Using the material that follows, identify and copy each line with the string "ylabel".
=== EXERCISE INPUT ===
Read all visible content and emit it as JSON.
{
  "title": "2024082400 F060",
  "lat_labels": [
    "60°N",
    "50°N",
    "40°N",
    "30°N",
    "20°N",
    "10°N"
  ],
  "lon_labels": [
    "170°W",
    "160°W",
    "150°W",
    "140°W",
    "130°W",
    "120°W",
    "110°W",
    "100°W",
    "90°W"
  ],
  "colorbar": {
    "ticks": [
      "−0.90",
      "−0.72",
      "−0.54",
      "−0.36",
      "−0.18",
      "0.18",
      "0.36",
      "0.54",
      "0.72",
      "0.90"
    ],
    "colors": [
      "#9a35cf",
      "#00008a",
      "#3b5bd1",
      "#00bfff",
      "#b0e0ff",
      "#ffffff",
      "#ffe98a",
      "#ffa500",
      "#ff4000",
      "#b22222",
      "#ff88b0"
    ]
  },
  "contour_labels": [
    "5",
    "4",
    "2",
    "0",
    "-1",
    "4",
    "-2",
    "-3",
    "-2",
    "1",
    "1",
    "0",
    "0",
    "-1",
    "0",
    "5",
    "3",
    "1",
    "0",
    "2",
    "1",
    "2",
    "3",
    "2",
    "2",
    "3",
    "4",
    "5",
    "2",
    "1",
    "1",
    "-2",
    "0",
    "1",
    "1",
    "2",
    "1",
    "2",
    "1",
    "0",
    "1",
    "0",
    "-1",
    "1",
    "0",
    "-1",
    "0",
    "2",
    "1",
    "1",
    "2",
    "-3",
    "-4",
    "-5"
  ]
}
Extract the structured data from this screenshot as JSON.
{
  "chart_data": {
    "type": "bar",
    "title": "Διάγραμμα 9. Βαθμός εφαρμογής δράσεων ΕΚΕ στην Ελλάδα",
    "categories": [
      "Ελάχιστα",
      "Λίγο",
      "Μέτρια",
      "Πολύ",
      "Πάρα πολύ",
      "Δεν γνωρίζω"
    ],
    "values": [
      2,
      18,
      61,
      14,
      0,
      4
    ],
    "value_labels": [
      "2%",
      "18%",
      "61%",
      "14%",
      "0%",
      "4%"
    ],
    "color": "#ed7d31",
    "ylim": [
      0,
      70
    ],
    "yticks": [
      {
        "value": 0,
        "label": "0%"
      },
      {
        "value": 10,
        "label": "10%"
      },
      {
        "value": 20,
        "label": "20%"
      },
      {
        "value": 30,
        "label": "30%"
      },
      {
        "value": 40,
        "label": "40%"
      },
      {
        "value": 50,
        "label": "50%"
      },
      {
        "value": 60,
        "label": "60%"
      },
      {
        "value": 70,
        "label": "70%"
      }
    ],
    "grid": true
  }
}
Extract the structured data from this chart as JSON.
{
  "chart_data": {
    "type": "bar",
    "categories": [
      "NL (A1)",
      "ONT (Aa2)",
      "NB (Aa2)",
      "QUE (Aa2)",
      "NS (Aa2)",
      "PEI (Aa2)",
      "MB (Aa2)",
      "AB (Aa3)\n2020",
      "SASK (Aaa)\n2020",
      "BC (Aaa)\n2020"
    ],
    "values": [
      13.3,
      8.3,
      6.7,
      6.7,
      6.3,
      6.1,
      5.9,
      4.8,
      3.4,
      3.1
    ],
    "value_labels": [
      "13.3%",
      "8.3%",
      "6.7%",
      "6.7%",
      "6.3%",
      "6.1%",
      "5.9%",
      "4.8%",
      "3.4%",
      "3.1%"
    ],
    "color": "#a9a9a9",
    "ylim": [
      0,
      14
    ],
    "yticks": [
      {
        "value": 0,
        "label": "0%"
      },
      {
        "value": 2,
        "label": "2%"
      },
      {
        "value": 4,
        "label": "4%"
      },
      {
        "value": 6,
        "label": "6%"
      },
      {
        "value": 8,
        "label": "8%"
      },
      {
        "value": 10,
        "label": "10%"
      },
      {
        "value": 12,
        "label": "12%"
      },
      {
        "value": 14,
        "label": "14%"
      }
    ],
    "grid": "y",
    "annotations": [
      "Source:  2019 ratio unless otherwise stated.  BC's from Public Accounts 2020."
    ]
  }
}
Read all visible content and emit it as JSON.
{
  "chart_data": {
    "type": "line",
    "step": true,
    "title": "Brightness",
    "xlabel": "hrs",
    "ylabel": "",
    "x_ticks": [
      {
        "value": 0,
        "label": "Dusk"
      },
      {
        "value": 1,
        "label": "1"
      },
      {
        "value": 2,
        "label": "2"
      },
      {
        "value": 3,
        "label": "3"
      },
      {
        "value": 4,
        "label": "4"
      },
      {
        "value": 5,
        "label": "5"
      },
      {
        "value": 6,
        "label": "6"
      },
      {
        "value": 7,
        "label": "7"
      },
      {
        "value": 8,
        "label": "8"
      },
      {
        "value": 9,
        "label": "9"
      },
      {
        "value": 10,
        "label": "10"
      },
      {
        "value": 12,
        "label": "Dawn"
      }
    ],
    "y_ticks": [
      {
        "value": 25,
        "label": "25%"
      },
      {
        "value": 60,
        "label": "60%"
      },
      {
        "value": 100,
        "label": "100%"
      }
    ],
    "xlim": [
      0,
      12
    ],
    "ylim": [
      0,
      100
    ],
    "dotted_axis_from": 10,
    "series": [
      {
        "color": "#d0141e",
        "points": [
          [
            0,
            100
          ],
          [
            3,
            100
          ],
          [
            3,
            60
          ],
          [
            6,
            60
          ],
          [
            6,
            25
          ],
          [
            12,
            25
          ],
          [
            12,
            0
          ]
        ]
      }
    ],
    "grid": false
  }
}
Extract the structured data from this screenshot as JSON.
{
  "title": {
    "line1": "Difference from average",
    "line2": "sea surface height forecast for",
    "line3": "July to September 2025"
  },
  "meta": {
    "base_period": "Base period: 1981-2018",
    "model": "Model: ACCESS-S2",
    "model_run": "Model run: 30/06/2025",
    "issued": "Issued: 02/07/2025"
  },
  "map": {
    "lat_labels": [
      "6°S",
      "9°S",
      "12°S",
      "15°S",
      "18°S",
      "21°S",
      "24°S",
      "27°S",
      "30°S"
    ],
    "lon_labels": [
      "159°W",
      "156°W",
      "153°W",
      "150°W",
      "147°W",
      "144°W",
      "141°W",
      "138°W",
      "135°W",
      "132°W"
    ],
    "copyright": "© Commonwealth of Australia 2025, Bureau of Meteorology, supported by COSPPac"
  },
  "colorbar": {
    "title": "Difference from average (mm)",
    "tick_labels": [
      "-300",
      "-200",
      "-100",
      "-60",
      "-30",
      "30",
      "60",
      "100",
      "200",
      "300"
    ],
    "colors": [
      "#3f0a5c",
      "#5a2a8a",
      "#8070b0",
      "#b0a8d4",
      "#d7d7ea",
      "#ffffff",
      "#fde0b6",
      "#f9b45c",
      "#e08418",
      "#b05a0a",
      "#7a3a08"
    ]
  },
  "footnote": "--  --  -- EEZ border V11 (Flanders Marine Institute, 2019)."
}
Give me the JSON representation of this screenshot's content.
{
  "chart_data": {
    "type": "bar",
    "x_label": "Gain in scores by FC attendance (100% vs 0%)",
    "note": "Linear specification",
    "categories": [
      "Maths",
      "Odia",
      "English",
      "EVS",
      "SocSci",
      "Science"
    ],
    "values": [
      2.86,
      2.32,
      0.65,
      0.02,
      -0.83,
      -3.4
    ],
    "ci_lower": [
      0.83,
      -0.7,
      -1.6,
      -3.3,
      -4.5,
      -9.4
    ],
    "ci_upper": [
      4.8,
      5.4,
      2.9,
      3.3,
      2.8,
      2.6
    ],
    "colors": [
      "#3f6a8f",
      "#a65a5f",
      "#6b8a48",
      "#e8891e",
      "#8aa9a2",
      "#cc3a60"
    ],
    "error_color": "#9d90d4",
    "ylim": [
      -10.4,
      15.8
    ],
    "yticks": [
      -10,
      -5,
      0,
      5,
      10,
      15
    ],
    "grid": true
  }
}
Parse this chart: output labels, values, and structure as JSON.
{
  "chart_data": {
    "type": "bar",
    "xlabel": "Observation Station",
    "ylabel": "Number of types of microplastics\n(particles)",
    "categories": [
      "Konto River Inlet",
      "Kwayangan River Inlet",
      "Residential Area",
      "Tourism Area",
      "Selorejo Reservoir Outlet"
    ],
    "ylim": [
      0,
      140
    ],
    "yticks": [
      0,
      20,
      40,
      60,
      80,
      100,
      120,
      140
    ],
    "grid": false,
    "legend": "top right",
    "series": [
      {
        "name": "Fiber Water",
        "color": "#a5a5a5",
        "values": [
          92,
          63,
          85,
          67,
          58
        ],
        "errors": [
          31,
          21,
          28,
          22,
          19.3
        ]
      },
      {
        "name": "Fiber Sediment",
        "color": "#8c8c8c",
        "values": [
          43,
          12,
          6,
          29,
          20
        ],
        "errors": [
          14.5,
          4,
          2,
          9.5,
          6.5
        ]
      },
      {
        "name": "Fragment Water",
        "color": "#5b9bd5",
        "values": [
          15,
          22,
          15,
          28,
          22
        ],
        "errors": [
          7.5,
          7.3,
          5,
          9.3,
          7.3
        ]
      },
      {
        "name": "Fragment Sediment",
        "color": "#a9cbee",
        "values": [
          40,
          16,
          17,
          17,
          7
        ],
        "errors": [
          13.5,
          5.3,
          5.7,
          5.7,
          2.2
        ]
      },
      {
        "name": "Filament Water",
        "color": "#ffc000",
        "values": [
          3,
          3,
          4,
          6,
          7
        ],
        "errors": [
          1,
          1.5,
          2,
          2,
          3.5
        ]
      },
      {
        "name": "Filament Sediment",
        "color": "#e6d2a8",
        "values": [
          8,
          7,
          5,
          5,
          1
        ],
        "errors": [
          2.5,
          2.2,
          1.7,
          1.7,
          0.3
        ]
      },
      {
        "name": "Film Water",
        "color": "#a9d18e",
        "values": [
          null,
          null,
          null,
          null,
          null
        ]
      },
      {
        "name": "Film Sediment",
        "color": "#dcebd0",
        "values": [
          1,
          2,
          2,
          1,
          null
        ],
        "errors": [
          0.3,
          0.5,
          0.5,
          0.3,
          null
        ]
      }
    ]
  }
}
===
(FINISHED TASK):
    "ylabel": "",
    "ylabel": "Number of types of microplastics\n(particles)",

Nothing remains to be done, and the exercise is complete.